* begin Extracted material *
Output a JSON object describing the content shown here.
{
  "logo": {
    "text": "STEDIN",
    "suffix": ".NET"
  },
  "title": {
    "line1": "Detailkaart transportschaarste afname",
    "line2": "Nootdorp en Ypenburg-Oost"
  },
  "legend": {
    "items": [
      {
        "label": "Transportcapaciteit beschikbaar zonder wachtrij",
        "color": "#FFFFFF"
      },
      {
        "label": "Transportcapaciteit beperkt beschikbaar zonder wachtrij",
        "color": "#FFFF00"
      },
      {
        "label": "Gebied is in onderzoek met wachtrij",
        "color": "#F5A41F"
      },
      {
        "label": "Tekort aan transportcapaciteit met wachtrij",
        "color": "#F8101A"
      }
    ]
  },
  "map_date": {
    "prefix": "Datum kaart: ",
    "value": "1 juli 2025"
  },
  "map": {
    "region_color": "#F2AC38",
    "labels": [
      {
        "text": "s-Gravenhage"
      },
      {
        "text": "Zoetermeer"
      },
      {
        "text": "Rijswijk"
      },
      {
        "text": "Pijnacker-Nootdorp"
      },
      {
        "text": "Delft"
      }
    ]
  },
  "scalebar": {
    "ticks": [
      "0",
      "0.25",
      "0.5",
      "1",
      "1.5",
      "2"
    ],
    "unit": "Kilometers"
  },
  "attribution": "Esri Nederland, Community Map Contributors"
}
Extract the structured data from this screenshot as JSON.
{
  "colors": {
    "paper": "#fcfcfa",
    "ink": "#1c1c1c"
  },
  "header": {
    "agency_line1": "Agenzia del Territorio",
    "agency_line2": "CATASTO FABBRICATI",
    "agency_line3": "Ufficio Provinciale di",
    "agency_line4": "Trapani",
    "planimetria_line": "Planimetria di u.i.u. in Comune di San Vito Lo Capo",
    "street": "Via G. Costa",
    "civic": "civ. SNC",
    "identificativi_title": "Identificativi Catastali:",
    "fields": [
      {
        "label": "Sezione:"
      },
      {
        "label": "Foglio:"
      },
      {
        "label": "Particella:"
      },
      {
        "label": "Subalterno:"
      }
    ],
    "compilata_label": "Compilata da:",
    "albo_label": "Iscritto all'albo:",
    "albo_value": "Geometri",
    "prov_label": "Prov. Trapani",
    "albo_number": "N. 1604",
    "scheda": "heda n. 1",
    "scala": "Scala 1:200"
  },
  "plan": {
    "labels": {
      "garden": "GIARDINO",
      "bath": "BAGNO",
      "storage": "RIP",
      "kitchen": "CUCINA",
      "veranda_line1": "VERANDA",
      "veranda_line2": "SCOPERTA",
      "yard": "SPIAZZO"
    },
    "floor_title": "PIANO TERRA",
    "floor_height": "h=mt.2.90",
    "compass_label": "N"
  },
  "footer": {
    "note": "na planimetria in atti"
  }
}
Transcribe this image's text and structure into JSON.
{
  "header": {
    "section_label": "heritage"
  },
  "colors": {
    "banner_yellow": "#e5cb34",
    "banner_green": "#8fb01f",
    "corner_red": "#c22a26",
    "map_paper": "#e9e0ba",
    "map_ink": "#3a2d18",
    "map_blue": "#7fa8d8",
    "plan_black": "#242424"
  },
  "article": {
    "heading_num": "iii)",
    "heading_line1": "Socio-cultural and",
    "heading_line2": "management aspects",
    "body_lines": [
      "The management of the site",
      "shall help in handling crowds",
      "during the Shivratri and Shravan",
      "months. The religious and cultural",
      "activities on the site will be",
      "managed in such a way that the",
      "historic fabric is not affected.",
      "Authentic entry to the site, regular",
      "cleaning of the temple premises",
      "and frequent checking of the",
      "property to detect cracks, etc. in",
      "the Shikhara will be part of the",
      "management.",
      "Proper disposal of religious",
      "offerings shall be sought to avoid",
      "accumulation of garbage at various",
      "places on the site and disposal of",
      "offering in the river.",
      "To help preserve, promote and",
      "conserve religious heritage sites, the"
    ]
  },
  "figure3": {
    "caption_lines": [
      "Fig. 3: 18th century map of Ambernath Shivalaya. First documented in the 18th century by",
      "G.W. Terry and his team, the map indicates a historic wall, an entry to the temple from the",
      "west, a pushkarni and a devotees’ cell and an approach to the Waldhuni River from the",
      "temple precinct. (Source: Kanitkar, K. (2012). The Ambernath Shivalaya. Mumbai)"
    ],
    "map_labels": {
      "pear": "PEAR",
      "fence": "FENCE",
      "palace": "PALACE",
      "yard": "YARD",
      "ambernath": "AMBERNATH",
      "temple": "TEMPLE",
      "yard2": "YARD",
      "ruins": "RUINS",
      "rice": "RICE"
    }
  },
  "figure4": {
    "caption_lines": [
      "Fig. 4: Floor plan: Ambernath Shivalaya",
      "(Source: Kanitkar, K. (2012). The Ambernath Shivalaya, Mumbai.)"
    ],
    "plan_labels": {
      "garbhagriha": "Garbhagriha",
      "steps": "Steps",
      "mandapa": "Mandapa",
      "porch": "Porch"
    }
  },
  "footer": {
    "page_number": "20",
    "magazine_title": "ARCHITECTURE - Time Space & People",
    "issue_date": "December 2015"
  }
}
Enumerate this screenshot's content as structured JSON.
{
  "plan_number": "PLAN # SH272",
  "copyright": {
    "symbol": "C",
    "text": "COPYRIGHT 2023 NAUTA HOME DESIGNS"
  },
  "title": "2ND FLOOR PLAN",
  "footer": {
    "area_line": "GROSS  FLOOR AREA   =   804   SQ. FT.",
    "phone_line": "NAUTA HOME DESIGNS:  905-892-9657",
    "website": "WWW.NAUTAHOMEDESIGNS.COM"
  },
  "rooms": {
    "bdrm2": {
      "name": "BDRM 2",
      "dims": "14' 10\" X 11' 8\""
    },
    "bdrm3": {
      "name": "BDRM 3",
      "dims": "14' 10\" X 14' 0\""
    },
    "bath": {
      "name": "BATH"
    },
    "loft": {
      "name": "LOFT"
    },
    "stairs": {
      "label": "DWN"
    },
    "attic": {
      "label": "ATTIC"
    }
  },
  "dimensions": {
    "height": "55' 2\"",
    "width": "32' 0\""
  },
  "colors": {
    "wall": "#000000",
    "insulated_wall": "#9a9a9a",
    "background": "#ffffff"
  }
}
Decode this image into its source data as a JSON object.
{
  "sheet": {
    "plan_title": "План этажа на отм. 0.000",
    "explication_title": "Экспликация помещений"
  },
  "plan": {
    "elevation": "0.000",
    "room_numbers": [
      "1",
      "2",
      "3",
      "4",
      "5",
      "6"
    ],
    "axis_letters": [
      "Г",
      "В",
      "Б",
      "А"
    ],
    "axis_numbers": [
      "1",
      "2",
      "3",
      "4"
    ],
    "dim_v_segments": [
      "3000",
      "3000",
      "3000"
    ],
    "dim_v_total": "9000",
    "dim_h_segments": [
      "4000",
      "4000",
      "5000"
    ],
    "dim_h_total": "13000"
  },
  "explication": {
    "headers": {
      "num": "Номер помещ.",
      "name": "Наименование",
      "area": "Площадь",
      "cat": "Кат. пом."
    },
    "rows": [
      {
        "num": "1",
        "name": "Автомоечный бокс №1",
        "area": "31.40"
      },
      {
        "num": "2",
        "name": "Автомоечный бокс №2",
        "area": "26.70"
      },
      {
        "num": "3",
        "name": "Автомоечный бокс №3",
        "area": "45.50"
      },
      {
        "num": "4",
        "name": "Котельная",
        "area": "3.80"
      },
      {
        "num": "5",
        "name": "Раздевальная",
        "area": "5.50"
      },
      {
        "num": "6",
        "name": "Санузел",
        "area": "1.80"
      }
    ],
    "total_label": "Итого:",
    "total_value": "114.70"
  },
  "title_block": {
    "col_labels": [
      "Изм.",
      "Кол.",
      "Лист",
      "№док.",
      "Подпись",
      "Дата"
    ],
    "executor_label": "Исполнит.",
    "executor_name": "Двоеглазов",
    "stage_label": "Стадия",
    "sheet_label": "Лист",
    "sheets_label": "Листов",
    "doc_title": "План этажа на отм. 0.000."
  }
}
* end Extracted material *
Copy every line in the entries above that has the string "beschikbaar" in it.

*Task response*.
        "label": "Transportcapaciteit beschikbaar zonder wachtrij",
        "label": "Transportcapaciteit beperkt beschikbaar zonder wachtrij",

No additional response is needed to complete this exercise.